→ **A block of data**:
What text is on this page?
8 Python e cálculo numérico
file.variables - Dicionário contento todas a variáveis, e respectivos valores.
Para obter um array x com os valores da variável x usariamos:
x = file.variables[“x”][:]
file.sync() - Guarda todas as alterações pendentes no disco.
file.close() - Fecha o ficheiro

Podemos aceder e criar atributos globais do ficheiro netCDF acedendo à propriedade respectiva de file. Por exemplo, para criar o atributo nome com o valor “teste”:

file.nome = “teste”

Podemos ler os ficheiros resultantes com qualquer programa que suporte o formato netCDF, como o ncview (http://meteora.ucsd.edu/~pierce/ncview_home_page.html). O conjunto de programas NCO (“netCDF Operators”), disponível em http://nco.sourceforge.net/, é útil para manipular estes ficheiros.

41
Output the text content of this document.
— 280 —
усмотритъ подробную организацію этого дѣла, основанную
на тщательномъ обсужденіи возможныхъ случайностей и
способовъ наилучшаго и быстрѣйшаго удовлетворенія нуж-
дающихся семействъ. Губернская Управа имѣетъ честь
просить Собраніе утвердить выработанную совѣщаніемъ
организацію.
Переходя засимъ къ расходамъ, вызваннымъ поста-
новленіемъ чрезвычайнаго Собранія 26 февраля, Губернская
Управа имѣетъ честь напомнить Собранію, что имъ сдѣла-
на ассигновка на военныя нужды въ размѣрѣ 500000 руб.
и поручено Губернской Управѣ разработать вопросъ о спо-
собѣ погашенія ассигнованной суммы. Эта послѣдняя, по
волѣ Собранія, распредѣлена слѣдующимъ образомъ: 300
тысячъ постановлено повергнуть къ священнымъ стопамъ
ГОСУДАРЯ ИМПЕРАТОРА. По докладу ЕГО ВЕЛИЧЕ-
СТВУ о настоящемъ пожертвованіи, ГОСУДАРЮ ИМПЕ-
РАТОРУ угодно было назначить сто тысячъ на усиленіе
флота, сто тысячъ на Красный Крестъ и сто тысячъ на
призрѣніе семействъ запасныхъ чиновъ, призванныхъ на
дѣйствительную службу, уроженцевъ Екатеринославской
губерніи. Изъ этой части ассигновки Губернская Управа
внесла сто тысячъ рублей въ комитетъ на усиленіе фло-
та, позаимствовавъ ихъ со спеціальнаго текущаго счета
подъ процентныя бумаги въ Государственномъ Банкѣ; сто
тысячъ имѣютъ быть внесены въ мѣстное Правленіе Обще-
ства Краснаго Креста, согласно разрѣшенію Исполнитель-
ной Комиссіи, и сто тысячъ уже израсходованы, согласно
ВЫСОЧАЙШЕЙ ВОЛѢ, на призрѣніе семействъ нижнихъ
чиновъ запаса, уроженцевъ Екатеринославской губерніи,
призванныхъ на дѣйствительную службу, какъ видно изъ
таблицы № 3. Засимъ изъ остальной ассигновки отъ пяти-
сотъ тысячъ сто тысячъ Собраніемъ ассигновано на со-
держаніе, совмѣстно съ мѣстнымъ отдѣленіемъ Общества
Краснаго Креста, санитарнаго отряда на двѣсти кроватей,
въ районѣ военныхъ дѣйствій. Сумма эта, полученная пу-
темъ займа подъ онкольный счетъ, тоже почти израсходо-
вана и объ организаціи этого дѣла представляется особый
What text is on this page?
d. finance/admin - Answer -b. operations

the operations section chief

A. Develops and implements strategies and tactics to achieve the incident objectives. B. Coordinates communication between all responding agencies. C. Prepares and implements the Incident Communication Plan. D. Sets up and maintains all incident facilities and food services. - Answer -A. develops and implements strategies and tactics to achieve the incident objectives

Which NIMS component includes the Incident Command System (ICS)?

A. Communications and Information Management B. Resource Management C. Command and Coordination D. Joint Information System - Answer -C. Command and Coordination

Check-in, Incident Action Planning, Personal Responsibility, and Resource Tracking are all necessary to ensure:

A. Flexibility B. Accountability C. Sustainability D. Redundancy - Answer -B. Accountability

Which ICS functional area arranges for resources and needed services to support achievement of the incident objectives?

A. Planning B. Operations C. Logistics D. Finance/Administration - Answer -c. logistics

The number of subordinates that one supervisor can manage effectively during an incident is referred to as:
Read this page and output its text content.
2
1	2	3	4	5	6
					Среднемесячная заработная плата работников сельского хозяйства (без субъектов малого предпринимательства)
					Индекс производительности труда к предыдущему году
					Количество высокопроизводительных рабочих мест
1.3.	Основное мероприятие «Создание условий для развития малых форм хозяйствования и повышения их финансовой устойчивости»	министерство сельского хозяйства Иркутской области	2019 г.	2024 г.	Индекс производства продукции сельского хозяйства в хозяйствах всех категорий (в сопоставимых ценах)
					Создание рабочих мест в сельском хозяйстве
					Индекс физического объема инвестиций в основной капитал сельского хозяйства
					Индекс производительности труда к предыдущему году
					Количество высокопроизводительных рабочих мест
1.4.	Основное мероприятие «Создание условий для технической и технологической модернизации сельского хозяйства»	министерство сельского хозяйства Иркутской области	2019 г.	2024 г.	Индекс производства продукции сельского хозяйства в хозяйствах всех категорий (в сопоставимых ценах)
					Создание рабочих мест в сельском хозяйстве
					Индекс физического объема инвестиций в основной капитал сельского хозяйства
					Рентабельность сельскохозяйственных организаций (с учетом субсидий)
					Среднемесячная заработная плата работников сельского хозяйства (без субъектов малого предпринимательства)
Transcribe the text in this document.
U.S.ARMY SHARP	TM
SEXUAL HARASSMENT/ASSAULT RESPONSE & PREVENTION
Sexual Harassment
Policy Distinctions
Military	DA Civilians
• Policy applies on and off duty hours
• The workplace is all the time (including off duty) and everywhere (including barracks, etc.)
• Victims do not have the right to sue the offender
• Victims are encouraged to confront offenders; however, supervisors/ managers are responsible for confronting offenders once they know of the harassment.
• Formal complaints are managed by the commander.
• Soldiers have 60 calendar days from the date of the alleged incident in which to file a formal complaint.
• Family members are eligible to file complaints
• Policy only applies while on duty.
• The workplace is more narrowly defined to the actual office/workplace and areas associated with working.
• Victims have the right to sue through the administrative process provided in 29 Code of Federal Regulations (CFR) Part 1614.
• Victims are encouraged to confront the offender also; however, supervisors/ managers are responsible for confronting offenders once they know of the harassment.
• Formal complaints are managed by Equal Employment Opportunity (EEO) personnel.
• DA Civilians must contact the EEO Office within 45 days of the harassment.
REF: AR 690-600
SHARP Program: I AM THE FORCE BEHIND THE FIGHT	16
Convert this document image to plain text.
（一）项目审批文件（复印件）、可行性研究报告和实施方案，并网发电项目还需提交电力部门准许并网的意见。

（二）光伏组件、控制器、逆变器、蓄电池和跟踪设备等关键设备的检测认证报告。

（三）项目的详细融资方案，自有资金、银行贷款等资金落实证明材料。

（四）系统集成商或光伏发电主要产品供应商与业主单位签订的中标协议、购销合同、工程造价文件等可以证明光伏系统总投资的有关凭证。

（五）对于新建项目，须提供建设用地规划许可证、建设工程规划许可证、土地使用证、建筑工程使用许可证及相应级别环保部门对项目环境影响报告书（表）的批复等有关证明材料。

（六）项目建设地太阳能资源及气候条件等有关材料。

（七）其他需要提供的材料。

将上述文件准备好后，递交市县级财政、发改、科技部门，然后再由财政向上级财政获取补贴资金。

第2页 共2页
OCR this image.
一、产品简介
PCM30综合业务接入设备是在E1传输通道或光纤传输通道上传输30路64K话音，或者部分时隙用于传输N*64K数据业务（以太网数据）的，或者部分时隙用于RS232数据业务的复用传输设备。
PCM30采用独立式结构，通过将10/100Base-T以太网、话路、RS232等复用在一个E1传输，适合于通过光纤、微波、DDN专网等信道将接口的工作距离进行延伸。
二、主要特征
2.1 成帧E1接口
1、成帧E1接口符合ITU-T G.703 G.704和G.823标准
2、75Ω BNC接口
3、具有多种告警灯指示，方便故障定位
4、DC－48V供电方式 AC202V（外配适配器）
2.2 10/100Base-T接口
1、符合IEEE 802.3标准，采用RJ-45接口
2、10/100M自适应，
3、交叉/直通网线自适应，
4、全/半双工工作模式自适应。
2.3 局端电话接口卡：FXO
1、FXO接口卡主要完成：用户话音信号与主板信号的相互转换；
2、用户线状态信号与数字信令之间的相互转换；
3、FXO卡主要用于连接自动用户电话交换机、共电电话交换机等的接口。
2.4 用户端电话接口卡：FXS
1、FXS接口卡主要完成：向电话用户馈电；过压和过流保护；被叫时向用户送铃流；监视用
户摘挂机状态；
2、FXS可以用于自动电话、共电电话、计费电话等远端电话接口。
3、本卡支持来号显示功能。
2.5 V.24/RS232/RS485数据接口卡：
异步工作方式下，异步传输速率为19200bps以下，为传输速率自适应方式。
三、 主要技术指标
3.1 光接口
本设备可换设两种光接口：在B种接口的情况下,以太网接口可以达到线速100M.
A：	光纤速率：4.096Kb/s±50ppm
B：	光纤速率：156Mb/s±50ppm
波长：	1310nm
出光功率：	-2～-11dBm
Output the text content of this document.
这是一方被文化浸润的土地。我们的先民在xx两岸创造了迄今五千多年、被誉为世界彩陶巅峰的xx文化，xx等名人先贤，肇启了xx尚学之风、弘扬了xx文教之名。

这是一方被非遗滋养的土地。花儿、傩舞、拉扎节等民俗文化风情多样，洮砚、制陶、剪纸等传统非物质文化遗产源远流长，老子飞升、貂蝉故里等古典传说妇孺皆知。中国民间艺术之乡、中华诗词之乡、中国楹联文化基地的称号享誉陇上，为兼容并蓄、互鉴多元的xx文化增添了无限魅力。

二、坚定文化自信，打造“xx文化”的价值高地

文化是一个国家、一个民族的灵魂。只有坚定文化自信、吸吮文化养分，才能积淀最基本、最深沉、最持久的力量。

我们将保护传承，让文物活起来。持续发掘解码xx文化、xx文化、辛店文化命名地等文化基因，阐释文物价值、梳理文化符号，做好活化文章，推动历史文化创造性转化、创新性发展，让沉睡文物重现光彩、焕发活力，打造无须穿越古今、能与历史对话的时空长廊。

→ **Task prompt**:
Among the records above, find each line holding the string "encouraged" and pull it out.

→ **Output**:
• Victims are encouraged to confront offenders; however, supervisors/ managers are responsible for confronting offenders once they know of the harassment.
• Victims are encouraged to confront the offender also; however, supervisors/ managers are responsible for confronting offenders once they know of the harassment.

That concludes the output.